[WHAT THIS TASK INVOLVES]
Your task is to copy the listing exactly. Drop any pictures from the copy.

[RAW RECORDS]
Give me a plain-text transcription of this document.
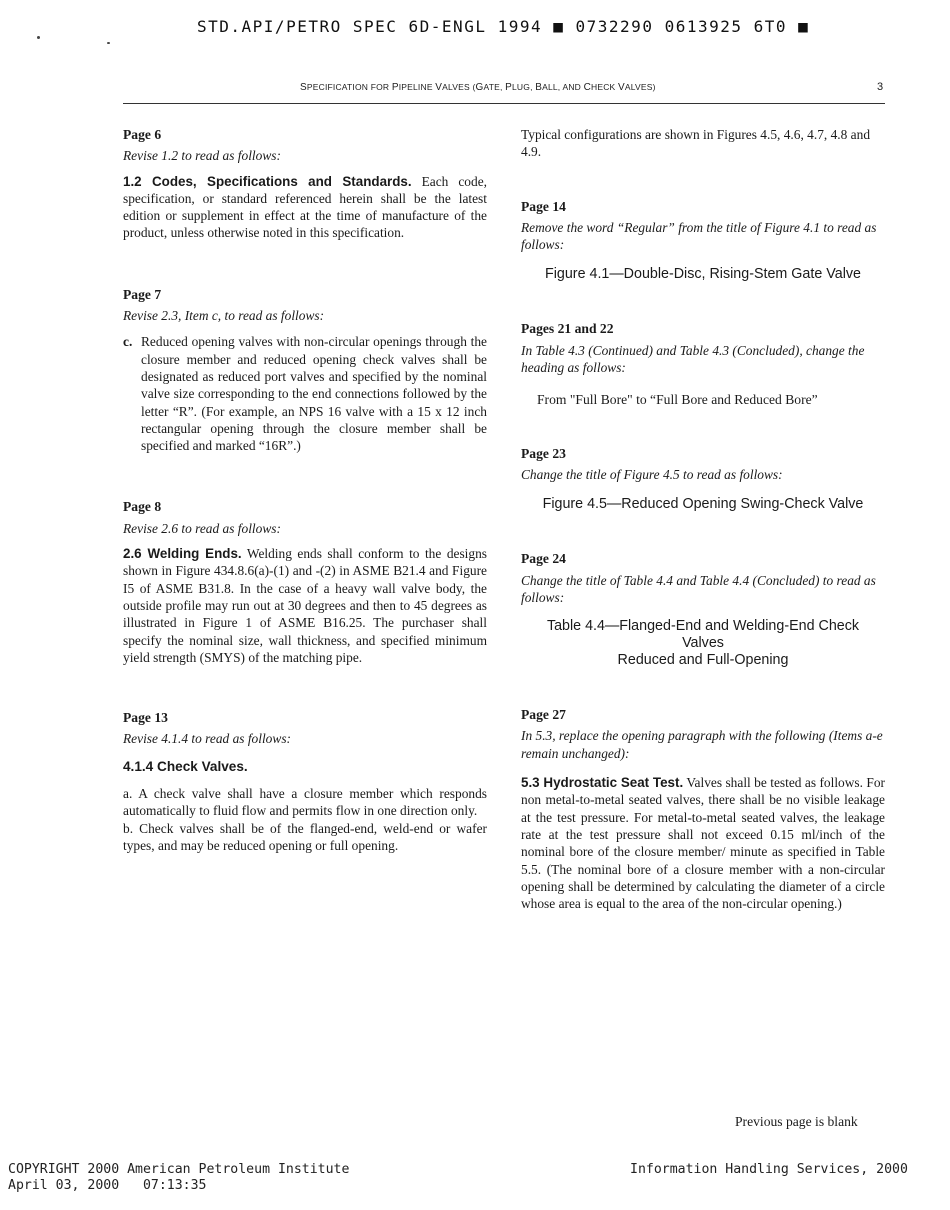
STD.API/PETRO SPEC 6D-ENGL 1994 ■ 0732290 0613925 6T0 ■
SPECIFICATION FOR PIPELINE VALVES (GATE, PLUG, BALL, AND CHECK VALVES)	3

Page 6

Revise 1.2 to read as follows:

1.2 Codes, Specifications and Standards. Each code, specification, or standard referenced herein shall be the latest edition or supplement in effect at the time of manufacture of the product, unless otherwise noted in this specification.

Page 7

Revise 2.3, Item c, to read as follows:

c. Reduced opening valves with non-circular openings through the closure member and reduced opening check valves shall be designated as reduced port valves and specified by the nominal valve size corresponding to the end connections followed by the letter “R”. (For example, an NPS 16 valve with a 15 x 12 inch rectangular opening through the closure member shall be specified and marked “16R”.)

Page 8

Revise 2.6 to read as follows:

2.6 Welding Ends. Welding ends shall conform to the designs shown in Figure 434.8.6(a)-(1) and -(2) in ASME B21.4 and Figure I5 of ASME B31.8. In the case of a heavy wall valve body, the outside profile may run out at 30 degrees and then to 45 degrees as illustrated in Figure 1 of ASME B16.25. The purchaser shall specify the nominal size, wall thickness, and specified minimum yield strength (SMYS) of the matching pipe.

Page 13

Revise 4.1.4 to read as follows:

4.1.4 Check Valves.

a. A check valve shall have a closure member which responds automatically to fluid flow and permits flow in one direction only.

b. Check valves shall be of the flanged-end, weld-end or wafer types, and may be reduced opening or full opening.

Typical configurations are shown in Figures 4.5, 4.6, 4.7, 4.8 and 4.9.

Page 14

Remove the word “Regular” from the title of Figure 4.1 to read as follows:

Figure 4.1—Double-Disc, Rising-Stem Gate Valve

Pages 21 and 22

In Table 4.3 (Continued) and Table 4.3 (Concluded), change the heading as follows:

From "Full Bore" to “Full Bore and Reduced Bore”

Page 23

Change the title of Figure 4.5 to read as follows:

Figure 4.5—Reduced Opening Swing-Check Valve

Page 24

Change the title of Table 4.4 and Table 4.4 (Concluded) to read as follows:

Table 4.4—Flanged-End and Welding-End Check
Valves
Reduced and Full-Opening

Page 27

In 5.3, replace the opening paragraph with the following (Items a-e remain unchanged):

5.3 Hydrostatic Seat Test. Valves shall be tested as follows. For non metal-to-metal seated valves, there shall be no visible leakage at the test pressure. For metal-to-metal seated valves, the leakage rate at the test pressure shall not exceed 0.15 ml/inch of the nominal bore of the closure member/ minute as specified in Table 5.5. (The nominal bore of a closure member with a non-circular opening shall be determined by calculating the diameter of a circle whose area is equal to the area of the non-circular opening.)

Previous page is blank
COPYRIGHT 2000 American Petroleum Institute
April 03, 2000   07:13:35
Information Handling Services, 2000
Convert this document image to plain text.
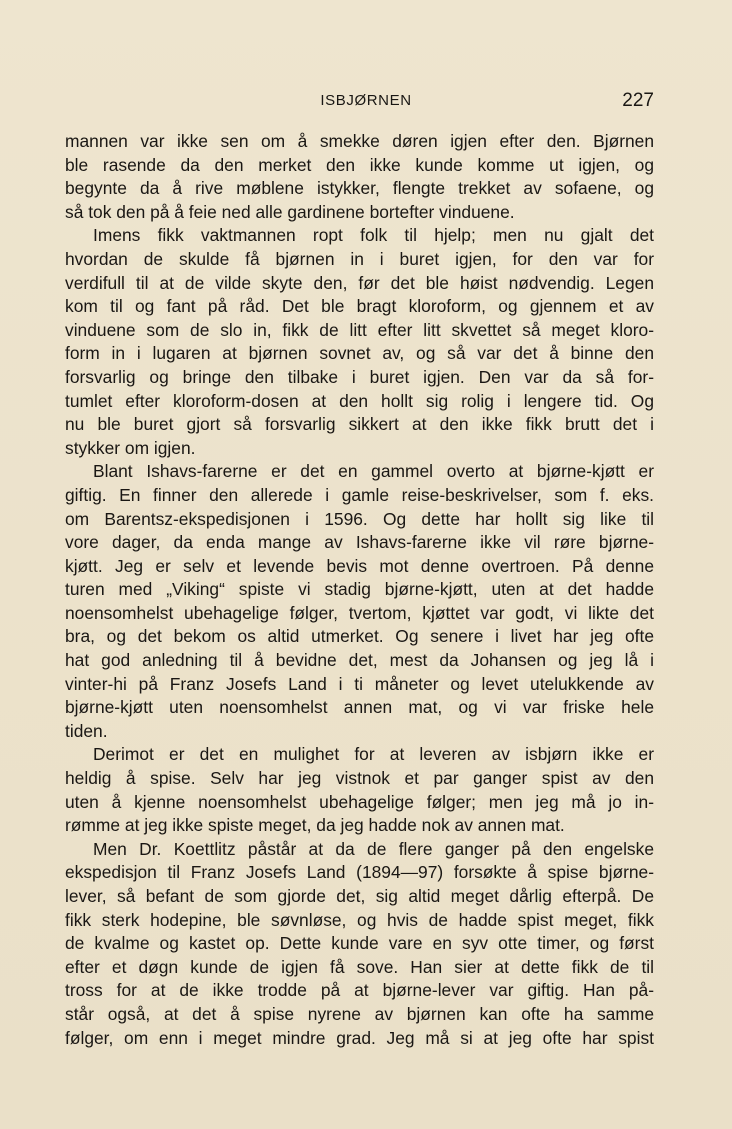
ISBJØRNEN	227
mannen var ikke sen om å smekke døren igjen efter den. Bjørnen
ble rasende da den merket den ikke kunde komme ut igjen, og
begynte da å rive møblene istykker, flengte trekket av sofaene, og
så tok den på å feie ned alle gardinene bortefter vinduene.
Imens fikk vaktmannen ropt folk til hjelp; men nu gjalt det
hvordan de skulde få bjørnen in i buret igjen, for den var for
verdifull til at de vilde skyte den, før det ble høist nødvendig. Legen
kom til og fant på råd. Det ble bragt kloroform, og gjennem et av
vinduene som de slo in, fikk de litt efter litt skvettet så meget kloro-
form in i lugaren at bjørnen sovnet av, og så var det å binne den
forsvarlig og bringe den tilbake i buret igjen. Den var da så for-
tumlet efter kloroform-dosen at den hollt sig rolig i lengere tid. Og
nu ble buret gjort så forsvarlig sikkert at den ikke fikk brutt det i
stykker om igjen.
Blant Ishavs-farerne er det en gammel overto at bjørne-kjøtt er
giftig. En finner den allerede i gamle reise-beskrivelser, som f. eks.
om Barentsz-ekspedisjonen i 1596. Og dette har hollt sig like til
vore dager, da enda mange av Ishavs-farerne ikke vil røre bjørne-
kjøtt. Jeg er selv et levende bevis mot denne overtroen. På denne
turen med „Viking“ spiste vi stadig bjørne-kjøtt, uten at det hadde
noensomhelst ubehagelige følger, tvertom, kjøttet var godt, vi likte det
bra, og det bekom os altid utmerket. Og senere i livet har jeg ofte
hat god anledning til å bevidne det, mest da Johansen og jeg lå i
vinter-hi på Franz Josefs Land i ti måneter og levet utelukkende av
bjørne-kjøtt uten noensomhelst annen mat, og vi var friske hele
tiden.
Derimot er det en mulighet for at leveren av isbjørn ikke er
heldig å spise. Selv har jeg vistnok et par ganger spist av den
uten å kjenne noensomhelst ubehagelige følger; men jeg må jo in-
rømme at jeg ikke spiste meget, da jeg hadde nok av annen mat.
Men Dr. Koettlitz påstår at da de flere ganger på den engelske
ekspedisjon til Franz Josefs Land (1894—97) forsøkte å spise bjørne-
lever, så befant de som gjorde det, sig altid meget dårlig efterpå. De
fikk sterk hodepine, ble søvnløse, og hvis de hadde spist meget, fikk
de kvalme og kastet op. Dette kunde vare en syv otte timer, og først
efter et døgn kunde de igjen få sove. Han sier at dette fikk de til
tross for at de ikke trodde på at bjørne-lever var giftig. Han på-
står også, at det å spise nyrene av bjørnen kan ofte ha samme
følger, om enn i meget mindre grad. Jeg må si at jeg ofte har spist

[COMPLETE RESPONSE]
Give me a plain-text transcription of this document.
STD.API/PETRO SPEC 6D-ENGL 1994 ■ 0732290 0613925 6T0 ■
SPECIFICATION FOR PIPELINE VALVES (GATE, PLUG, BALL, AND CHECK VALVES)	3

Page 6

Revise 1.2 to read as follows:

1.2 Codes, Specifications and Standards. Each code, specification, or standard referenced herein shall be the latest edition or supplement in effect at the time of manufacture of the product, unless otherwise noted in this specification.

Page 7

Revise 2.3, Item c, to read as follows:

c. Reduced opening valves with non-circular openings through the closure member and reduced opening check valves shall be designated as reduced port valves and specified by the nominal valve size corresponding to the end connections followed by the letter “R”. (For example, an NPS 16 valve with a 15 x 12 inch rectangular opening through the closure member shall be specified and marked “16R”.)

Page 8

Revise 2.6 to read as follows:

2.6 Welding Ends. Welding ends shall conform to the designs shown in Figure 434.8.6(a)-(1) and -(2) in ASME B21.4 and Figure I5 of ASME B31.8. In the case of a heavy wall valve body, the outside profile may run out at 30 degrees and then to 45 degrees as illustrated in Figure 1 of ASME B16.25. The purchaser shall specify the nominal size, wall thickness, and specified minimum yield strength (SMYS) of the matching pipe.

Page 13

Revise 4.1.4 to read as follows:

4.1.4 Check Valves.

a. A check valve shall have a closure member which responds automatically to fluid flow and permits flow in one direction only.

b. Check valves shall be of the flanged-end, weld-end or wafer types, and may be reduced opening or full opening.

Typical configurations are shown in Figures 4.5, 4.6, 4.7, 4.8 and 4.9.

Page 14

Remove the word “Regular” from the title of Figure 4.1 to read as follows:

Figure 4.1—Double-Disc, Rising-Stem Gate Valve

Pages 21 and 22

In Table 4.3 (Continued) and Table 4.3 (Concluded), change the heading as follows:

From "Full Bore" to “Full Bore and Reduced Bore”

Page 23

Change the title of Figure 4.5 to read as follows:

Figure 4.5—Reduced Opening Swing-Check Valve

Page 24

Change the title of Table 4.4 and Table 4.4 (Concluded) to read as follows:

Table 4.4—Flanged-End and Welding-End Check
Valves
Reduced and Full-Opening

Page 27

In 5.3, replace the opening paragraph with the following (Items a-e remain unchanged):

5.3 Hydrostatic Seat Test. Valves shall be tested as follows. For non metal-to-metal seated valves, there shall be no visible leakage at the test pressure. For metal-to-metal seated valves, the leakage rate at the test pressure shall not exceed 0.15 ml/inch of the nominal bore of the closure member/ minute as specified in Table 5.5. (The nominal bore of a closure member with a non-circular opening shall be determined by calculating the diameter of a circle whose area is equal to the area of the non-circular opening.)

Previous page is blank
COPYRIGHT 2000 American Petroleum Institute
April 03, 2000   07:13:35
Information Handling Services, 2000
Convert this document image to plain text.
ISBJØRNEN	227
mannen var ikke sen om å smekke døren igjen efter den. Bjørnen
ble rasende da den merket den ikke kunde komme ut igjen, og
begynte da å rive møblene istykker, flengte trekket av sofaene, og
så tok den på å feie ned alle gardinene bortefter vinduene.
Imens fikk vaktmannen ropt folk til hjelp; men nu gjalt det
hvordan de skulde få bjørnen in i buret igjen, for den var for
verdifull til at de vilde skyte den, før det ble høist nødvendig. Legen
kom til og fant på råd. Det ble bragt kloroform, og gjennem et av
vinduene som de slo in, fikk de litt efter litt skvettet så meget kloro-
form in i lugaren at bjørnen sovnet av, og så var det å binne den
forsvarlig og bringe den tilbake i buret igjen. Den var da så for-
tumlet efter kloroform-dosen at den hollt sig rolig i lengere tid. Og
nu ble buret gjort så forsvarlig sikkert at den ikke fikk brutt det i
stykker om igjen.
Blant Ishavs-farerne er det en gammel overto at bjørne-kjøtt er
giftig. En finner den allerede i gamle reise-beskrivelser, som f. eks.
om Barentsz-ekspedisjonen i 1596. Og dette har hollt sig like til
vore dager, da enda mange av Ishavs-farerne ikke vil røre bjørne-
kjøtt. Jeg er selv et levende bevis mot denne overtroen. På denne
turen med „Viking“ spiste vi stadig bjørne-kjøtt, uten at det hadde
noensomhelst ubehagelige følger, tvertom, kjøttet var godt, vi likte det
bra, og det bekom os altid utmerket. Og senere i livet har jeg ofte
hat god anledning til å bevidne det, mest da Johansen og jeg lå i
vinter-hi på Franz Josefs Land i ti måneter og levet utelukkende av
bjørne-kjøtt uten noensomhelst annen mat, og vi var friske hele
tiden.
Derimot er det en mulighet for at leveren av isbjørn ikke er
heldig å spise. Selv har jeg vistnok et par ganger spist av den
uten å kjenne noensomhelst ubehagelige følger; men jeg må jo in-
rømme at jeg ikke spiste meget, da jeg hadde nok av annen mat.
Men Dr. Koettlitz påstår at da de flere ganger på den engelske
ekspedisjon til Franz Josefs Land (1894—97) forsøkte å spise bjørne-
lever, så befant de som gjorde det, sig altid meget dårlig efterpå. De
fikk sterk hodepine, ble søvnløse, og hvis de hadde spist meget, fikk
de kvalme og kastet op. Dette kunde vare en syv otte timer, og først
efter et døgn kunde de igjen få sove. Han sier at dette fikk de til
tross for at de ikke trodde på at bjørne-lever var giftig. Han på-
står også, at det å spise nyrene av bjørnen kan ofte ha samme
følger, om enn i meget mindre grad. Jeg må si at jeg ofte har spist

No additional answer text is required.